T&T: PVC Drain Leak
Albin43SDtr
Albin43SDtr at comcast.net
Tue Nov 20 11:39:04 EST 2007
"Lo All,
>In my business we use literally thousands and thousands of feet of PVC pipe
>each year. We solvent-weld all the joints with heavy-bodied PVC cement.
>There are a number of "fixes" available that you can use...epoxy putty,
>water-resistant PVC glue etc. but they are all Band-Aids. ... Randy
I have to agree with Randy on this. The mating surfaces are usually
so contaminated with crud that the glue cannot penetrate under the
fittings and weld anything together, so the joint is only sealed
externally. Boat flex and vibration can break external seals quite
easily. Of course, not all external seals fail, so there are some
success stories, but I prefer more positive assurance of success.
When repairing leaks in PVC pipes where there is insufficient room to
remove a glued connection and properly install another, I have used
one of the following two repair methods.

_____

[EXERCISE 1] Please list every product for joining or sealing PVC that the PVC drain leak post names.
[EXERCISE 2] Carry on the PVC drain leak post after its final sentence.

Saved data entries
_____

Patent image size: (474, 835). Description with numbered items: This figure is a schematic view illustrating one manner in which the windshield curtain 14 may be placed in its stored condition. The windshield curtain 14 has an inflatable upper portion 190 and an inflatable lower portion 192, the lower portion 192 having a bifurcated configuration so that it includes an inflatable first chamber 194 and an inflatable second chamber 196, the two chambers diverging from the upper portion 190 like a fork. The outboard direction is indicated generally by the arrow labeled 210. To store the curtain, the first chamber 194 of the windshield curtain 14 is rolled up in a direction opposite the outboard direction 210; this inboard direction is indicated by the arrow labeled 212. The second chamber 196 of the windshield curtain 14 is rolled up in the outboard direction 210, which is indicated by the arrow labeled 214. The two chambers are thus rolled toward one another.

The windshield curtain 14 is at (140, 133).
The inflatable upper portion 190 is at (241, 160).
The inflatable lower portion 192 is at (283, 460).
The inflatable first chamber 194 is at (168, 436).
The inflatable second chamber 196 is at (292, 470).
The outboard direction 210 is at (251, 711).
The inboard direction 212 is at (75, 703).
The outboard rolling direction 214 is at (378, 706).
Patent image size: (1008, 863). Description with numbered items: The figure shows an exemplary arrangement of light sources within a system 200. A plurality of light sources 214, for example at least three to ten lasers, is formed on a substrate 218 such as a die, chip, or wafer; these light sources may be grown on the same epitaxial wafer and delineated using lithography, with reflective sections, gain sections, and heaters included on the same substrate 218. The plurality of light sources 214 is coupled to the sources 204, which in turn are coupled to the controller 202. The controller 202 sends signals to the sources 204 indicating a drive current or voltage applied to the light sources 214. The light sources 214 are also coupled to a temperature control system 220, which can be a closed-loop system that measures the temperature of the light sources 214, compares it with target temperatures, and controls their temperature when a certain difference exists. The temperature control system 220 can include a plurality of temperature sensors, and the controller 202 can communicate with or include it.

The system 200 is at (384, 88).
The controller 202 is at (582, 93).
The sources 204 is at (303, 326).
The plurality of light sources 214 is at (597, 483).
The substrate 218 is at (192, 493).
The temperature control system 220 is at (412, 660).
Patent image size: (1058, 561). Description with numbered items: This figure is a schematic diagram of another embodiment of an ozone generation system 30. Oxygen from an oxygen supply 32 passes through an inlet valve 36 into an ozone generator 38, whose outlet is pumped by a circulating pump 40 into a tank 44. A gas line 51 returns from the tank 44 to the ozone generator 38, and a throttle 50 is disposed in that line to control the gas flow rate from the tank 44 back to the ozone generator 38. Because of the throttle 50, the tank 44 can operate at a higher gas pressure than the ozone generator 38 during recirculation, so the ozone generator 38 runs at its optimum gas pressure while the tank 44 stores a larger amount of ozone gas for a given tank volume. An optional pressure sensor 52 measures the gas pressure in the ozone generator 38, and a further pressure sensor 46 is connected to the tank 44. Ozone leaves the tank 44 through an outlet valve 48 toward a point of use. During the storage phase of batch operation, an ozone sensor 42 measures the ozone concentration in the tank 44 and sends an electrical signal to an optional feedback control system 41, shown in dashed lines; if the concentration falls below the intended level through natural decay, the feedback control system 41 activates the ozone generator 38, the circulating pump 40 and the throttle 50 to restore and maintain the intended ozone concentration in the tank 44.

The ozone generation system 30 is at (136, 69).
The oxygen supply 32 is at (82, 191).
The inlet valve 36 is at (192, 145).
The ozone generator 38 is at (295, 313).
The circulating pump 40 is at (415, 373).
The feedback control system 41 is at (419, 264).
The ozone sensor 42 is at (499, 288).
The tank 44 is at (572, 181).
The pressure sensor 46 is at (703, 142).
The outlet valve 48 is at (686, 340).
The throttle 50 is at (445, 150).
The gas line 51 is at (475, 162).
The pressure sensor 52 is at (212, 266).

_____

[REPLY 1] heavy-bodied PVC cement, epoxy putty, water-resistant PVC glue

[REPLY 2]
1. Cut out the leaky joint and install a PVC union. (Extreme care
must be used to get the exact fit necessary.) These use O-rings to
seal between the two halves so you don't need a whole lot of space to
work in and are quite easily tightened or disassembled when needed.
The pipes must be able to move laterally to install the joint
components. A little fore/aft pipe movement is also necessary. If a
"T" is involved, just install a new "T" adjacent to the union. The
union gives the space needed to work in.
2. If the pipe is held rigidly in place so that you cannot offset it
to install a union, use a slip-joint made of neoprene and SS hose
clamps. (Some longer slip-joints are made of PVC, with neoprene
seals.) Again, if a "T" is involved, just properly install a new "T"
adjacent to the slip joint, which gives the space needed to work in.
I would not use this method if the pipe carried any appreciable water
pressure or was at or below the waterline. While slip couplings are
usually rated for "city water" pressures, I have seen where a
coupling slipped off of the PVC pipe (smooth and non-ribbed) that had
not been roughed up and where the pipe could move sufficiently to
allow the coupling to slip off (or, more probably, be pushed off by
the water pressure).
Make sure the pipe is properly secured after installation of either
method to avoid stress in the joints.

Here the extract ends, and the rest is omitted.